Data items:
begin

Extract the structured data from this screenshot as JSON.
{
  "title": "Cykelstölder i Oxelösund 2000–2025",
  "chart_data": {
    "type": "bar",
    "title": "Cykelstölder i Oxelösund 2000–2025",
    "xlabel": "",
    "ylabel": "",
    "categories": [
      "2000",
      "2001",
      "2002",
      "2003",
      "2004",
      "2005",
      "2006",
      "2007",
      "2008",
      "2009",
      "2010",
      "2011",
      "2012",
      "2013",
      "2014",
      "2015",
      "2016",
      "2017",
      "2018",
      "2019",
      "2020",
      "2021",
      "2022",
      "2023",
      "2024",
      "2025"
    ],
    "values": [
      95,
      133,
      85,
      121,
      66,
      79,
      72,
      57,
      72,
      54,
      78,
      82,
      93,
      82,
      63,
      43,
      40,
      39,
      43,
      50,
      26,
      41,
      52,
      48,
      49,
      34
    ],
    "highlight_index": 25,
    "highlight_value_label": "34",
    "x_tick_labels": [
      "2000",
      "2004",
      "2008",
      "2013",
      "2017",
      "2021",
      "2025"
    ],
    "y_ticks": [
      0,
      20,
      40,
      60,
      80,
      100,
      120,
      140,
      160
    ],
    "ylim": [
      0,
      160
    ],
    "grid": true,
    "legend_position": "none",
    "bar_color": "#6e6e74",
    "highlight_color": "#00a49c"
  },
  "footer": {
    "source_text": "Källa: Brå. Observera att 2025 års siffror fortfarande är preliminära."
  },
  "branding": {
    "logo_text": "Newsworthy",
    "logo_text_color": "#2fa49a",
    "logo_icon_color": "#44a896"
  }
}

end

**Exercise goal:** Return what is listed above, exactly and completely.

**Task solution:**
Extract the structured data from this screenshot as JSON.
{
  "title": "Cykelstölder i Oxelösund 2000–2025",
  "chart_data": {
    "type": "bar",
    "title": "Cykelstölder i Oxelösund 2000–2025",
    "xlabel": "",
    "ylabel": "",
    "categories": [
      "2000",
      "2001",
      "2002",
      "2003",
      "2004",
      "2005",
      "2006",
      "2007",
      "2008",
      "2009",
      "2010",
      "2011",
      "2012",
      "2013",
      "2014",
      "2015",
      "2016",
      "2017",
      "2018",
      "2019",
      "2020",
      "2021",
      "2022",
      "2023",
      "2024",
      "2025"
    ],
    "values": [
      95,
      133,
      85,
      121,
      66,
      79,
      72,
      57,
      72,
      54,
      78,
      82,
      93,
      82,
      63,
      43,
      40,
      39,
      43,
      50,
      26,
      41,
      52,
      48,
      49,
      34
    ],
    "highlight_index": 25,
    "highlight_value_label": "34",
    "x_tick_labels": [
      "2000",
      "2004",
      "2008",
      "2013",
      "2017",
      "2021",
      "2025"
    ],
    "y_ticks": [
      0,
      20,
      40,
      60,
      80,
      100,
      120,
      140,
      160
    ],
    "ylim": [
      0,
      160
    ],
    "grid": true,
    "legend_position": "none",
    "bar_color": "#6e6e74",
    "highlight_color": "#00a49c"
  },
  "footer": {
    "source_text": "Källa: Brå. Observera att 2025 års siffror fortfarande är preliminära."
  },
  "branding": {
    "logo_text": "Newsworthy",
    "logo_text_color": "#2fa49a",
    "logo_icon_color": "#44a896"
  }
}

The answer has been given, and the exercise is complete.